─── DATA EXTRACT

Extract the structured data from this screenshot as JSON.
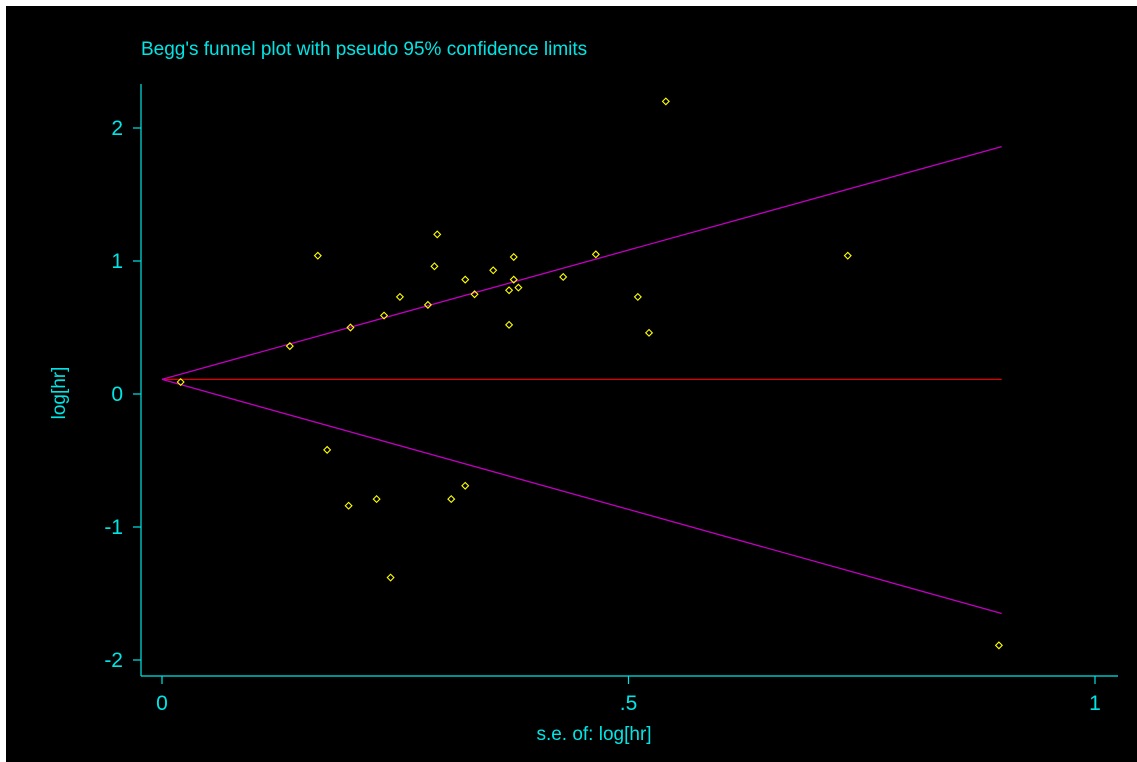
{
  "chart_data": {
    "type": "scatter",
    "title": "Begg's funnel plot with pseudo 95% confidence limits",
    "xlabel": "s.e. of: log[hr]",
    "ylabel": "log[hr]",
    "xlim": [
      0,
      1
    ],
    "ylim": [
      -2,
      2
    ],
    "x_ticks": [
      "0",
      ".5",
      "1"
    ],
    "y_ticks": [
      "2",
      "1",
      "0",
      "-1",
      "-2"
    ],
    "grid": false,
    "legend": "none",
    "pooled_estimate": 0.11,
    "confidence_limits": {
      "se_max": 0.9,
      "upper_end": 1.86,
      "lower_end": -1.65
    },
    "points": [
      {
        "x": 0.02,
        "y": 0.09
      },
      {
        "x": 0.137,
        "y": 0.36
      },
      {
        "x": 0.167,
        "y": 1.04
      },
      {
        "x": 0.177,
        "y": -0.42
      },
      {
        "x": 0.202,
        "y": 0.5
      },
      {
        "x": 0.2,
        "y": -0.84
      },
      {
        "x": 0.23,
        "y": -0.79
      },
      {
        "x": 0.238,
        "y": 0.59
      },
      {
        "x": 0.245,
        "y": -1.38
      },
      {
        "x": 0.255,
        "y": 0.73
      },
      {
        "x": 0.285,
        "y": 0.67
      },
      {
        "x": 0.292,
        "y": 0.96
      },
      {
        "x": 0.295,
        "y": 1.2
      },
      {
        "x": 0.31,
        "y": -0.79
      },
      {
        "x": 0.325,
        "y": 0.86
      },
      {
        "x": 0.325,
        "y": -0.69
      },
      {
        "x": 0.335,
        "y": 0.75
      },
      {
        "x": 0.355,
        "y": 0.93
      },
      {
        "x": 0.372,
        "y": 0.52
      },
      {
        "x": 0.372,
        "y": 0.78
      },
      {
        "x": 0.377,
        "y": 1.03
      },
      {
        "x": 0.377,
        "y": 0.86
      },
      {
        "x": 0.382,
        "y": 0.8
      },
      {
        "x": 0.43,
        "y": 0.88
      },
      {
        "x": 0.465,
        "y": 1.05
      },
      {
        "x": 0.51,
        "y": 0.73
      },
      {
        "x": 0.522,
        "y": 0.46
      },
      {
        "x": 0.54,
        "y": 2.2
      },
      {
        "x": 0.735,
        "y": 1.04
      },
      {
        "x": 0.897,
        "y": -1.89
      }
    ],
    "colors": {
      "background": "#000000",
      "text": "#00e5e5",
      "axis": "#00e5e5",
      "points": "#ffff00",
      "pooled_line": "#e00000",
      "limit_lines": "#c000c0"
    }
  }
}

──────
─── DATA EXTRACT

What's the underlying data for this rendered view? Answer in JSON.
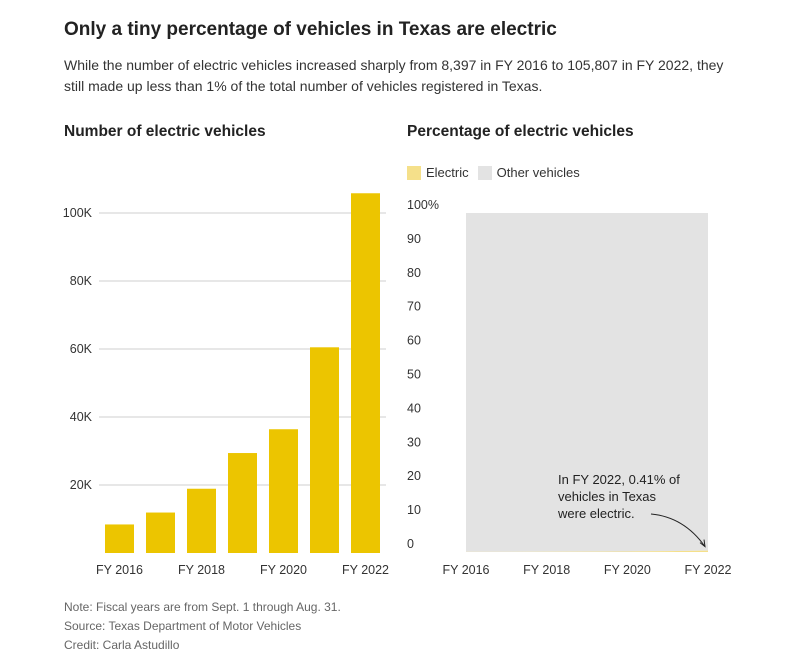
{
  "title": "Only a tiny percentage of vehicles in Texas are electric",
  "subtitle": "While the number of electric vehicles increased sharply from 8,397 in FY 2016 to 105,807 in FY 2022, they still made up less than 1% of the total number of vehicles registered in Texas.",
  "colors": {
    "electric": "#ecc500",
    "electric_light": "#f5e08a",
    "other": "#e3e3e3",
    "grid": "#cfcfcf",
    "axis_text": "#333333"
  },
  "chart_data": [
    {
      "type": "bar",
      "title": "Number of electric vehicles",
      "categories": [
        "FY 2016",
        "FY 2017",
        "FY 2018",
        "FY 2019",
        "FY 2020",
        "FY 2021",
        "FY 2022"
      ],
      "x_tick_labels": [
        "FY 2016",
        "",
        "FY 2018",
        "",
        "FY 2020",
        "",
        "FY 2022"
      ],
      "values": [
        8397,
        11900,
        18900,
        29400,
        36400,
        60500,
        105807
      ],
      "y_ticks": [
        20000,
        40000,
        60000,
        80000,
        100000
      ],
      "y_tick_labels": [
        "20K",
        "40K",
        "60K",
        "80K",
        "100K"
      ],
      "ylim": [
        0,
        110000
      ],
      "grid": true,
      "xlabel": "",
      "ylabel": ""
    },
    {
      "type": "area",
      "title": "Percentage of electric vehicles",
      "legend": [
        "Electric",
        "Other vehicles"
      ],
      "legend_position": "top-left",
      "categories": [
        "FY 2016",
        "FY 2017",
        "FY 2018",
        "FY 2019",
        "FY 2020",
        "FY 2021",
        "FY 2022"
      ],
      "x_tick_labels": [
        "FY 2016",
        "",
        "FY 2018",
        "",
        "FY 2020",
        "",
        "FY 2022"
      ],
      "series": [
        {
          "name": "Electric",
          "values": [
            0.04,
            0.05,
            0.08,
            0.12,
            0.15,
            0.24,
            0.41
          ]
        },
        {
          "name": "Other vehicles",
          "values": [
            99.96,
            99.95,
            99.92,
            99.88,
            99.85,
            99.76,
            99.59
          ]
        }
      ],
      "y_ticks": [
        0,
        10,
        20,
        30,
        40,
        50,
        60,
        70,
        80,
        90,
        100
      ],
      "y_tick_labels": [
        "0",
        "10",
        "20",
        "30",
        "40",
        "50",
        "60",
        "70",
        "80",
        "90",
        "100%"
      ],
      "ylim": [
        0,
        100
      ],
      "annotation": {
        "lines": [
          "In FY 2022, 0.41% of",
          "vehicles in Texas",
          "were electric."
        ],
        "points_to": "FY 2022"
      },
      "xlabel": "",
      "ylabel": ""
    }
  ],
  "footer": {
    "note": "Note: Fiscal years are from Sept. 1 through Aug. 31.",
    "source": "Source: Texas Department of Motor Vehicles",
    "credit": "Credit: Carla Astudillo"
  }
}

──────

## WRITTEN PROBLEM
Report each line of the material above where the word "this" appears.

## SOLUTION TO THE EXERCISE
Extract the structured data from this screenshot as JSON.
What's the underlying data for this rendered view? Answer in JSON.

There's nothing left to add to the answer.